**Exercise goal**
Copy out the entries in full and with complete accuracy; pictures are excluded.
-- START OF Dataset records --
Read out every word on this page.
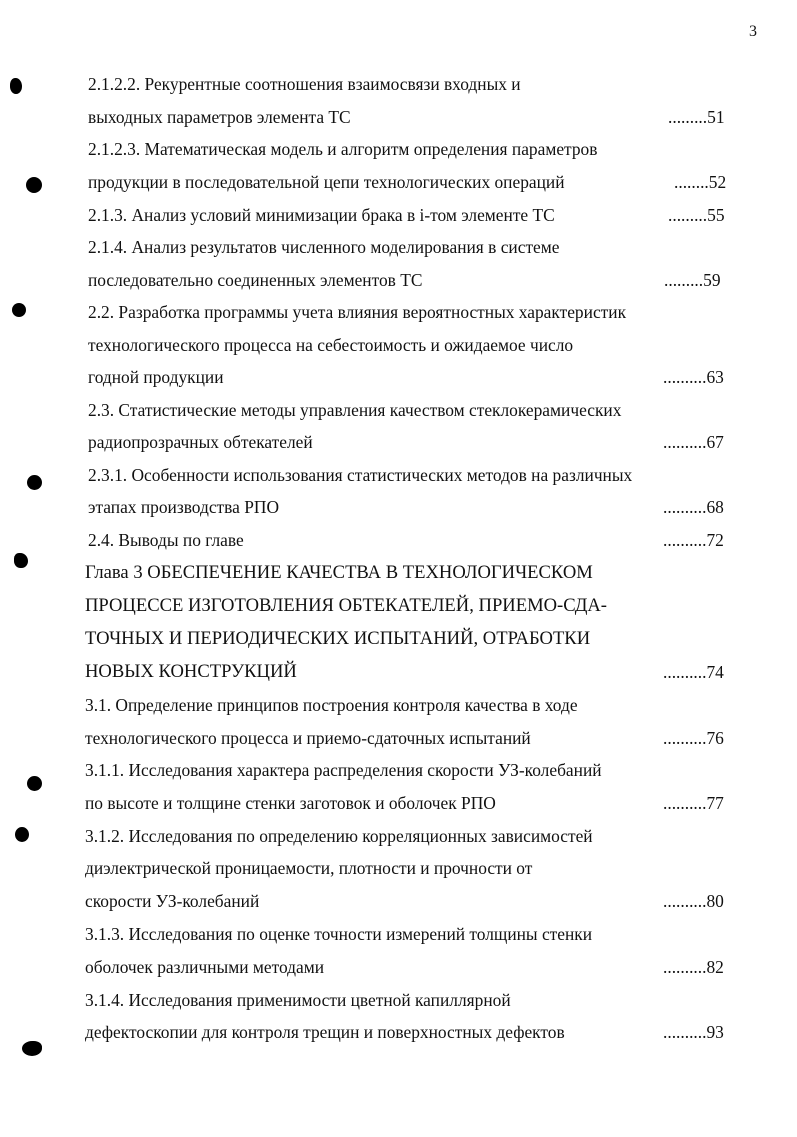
3
2.1.2.2. Рекурентные соотношения взаимосвязи входных и
выходных параметров элемента ТС	.........51
2.1.2.3. Математическая модель и алгоритм определения параметров
продукции в последовательной цепи технологических операций	........52
2.1.3. Анализ условий минимизации брака в i-том элементе ТС	.........55
2.1.4. Анализ результатов численного моделирования в системе
последовательно соединенных элементов ТС	.........59
2.2. Разработка программы учета влияния вероятностных характеристик
технологического процесса на себестоимость и ожидаемое число
годной продукции	..........63
2.3. Статистические методы управления качеством стеклокерамических
радиопрозрачных обтекателей	..........67
2.3.1. Особенности использования статистических методов на различных
этапах производства РПО	..........68
2.4. Выводы по главе	..........72
Глава 3 ОБЕСПЕЧЕНИЕ КАЧЕСТВА В ТЕХНОЛОГИЧЕСКОМ
ПРОЦЕССЕ ИЗГОТОВЛЕНИЯ ОБТЕКАТЕЛЕЙ, ПРИЕМО-СДА-
ТОЧНЫХ И ПЕРИОДИЧЕСКИХ ИСПЫТАНИЙ, ОТРАБОТКИ
НОВЫХ КОНСТРУКЦИЙ	..........74
3.1. Определение принципов построения контроля качества в ходе
технологического процесса и приемо-сдаточных испытаний	..........76
3.1.1. Исследования характера распределения скорости УЗ-колебаний
по высоте и толщине стенки заготовок и оболочек РПО	..........77
3.1.2. Исследования по определению корреляционных зависимостей
диэлектрической проницаемости, плотности и прочности от
скорости УЗ-колебаний	..........80
3.1.3. Исследования по оценке точности измерений толщины стенки
оболочек различными методами	..........82
3.1.4. Исследования применимости цветной капиллярной
дефектоскопии для контроля трещин и поверхностных дефектов	..........93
-- END OF Dataset records --
**Output for this exercise**
Read out every word on this page.
3
2.1.2.2. Рекурентные соотношения взаимосвязи входных и
выходных параметров элемента ТС	.........51
2.1.2.3. Математическая модель и алгоритм определения параметров
продукции в последовательной цепи технологических операций	........52
2.1.3. Анализ условий минимизации брака в i-том элементе ТС	.........55
2.1.4. Анализ результатов численного моделирования в системе
последовательно соединенных элементов ТС	.........59
2.2. Разработка программы учета влияния вероятностных характеристик
технологического процесса на себестоимость и ожидаемое число
годной продукции	..........63
2.3. Статистические методы управления качеством стеклокерамических
радиопрозрачных обтекателей	..........67
2.3.1. Особенности использования статистических методов на различных
этапах производства РПО	..........68
2.4. Выводы по главе	..........72
Глава 3 ОБЕСПЕЧЕНИЕ КАЧЕСТВА В ТЕХНОЛОГИЧЕСКОМ
ПРОЦЕССЕ ИЗГОТОВЛЕНИЯ ОБТЕКАТЕЛЕЙ, ПРИЕМО-СДА-
ТОЧНЫХ И ПЕРИОДИЧЕСКИХ ИСПЫТАНИЙ, ОТРАБОТКИ
НОВЫХ КОНСТРУКЦИЙ	..........74
3.1. Определение принципов построения контроля качества в ходе
технологического процесса и приемо-сдаточных испытаний	..........76
3.1.1. Исследования характера распределения скорости УЗ-колебаний
по высоте и толщине стенки заготовок и оболочек РПО	..........77
3.1.2. Исследования по определению корреляционных зависимостей
диэлектрической проницаемости, плотности и прочности от
скорости УЗ-колебаний	..........80
3.1.3. Исследования по оценке точности измерений толщины стенки
оболочек различными методами	..........82
3.1.4. Исследования применимости цветной капиллярной
дефектоскопии для контроля трещин и поверхностных дефектов	..........93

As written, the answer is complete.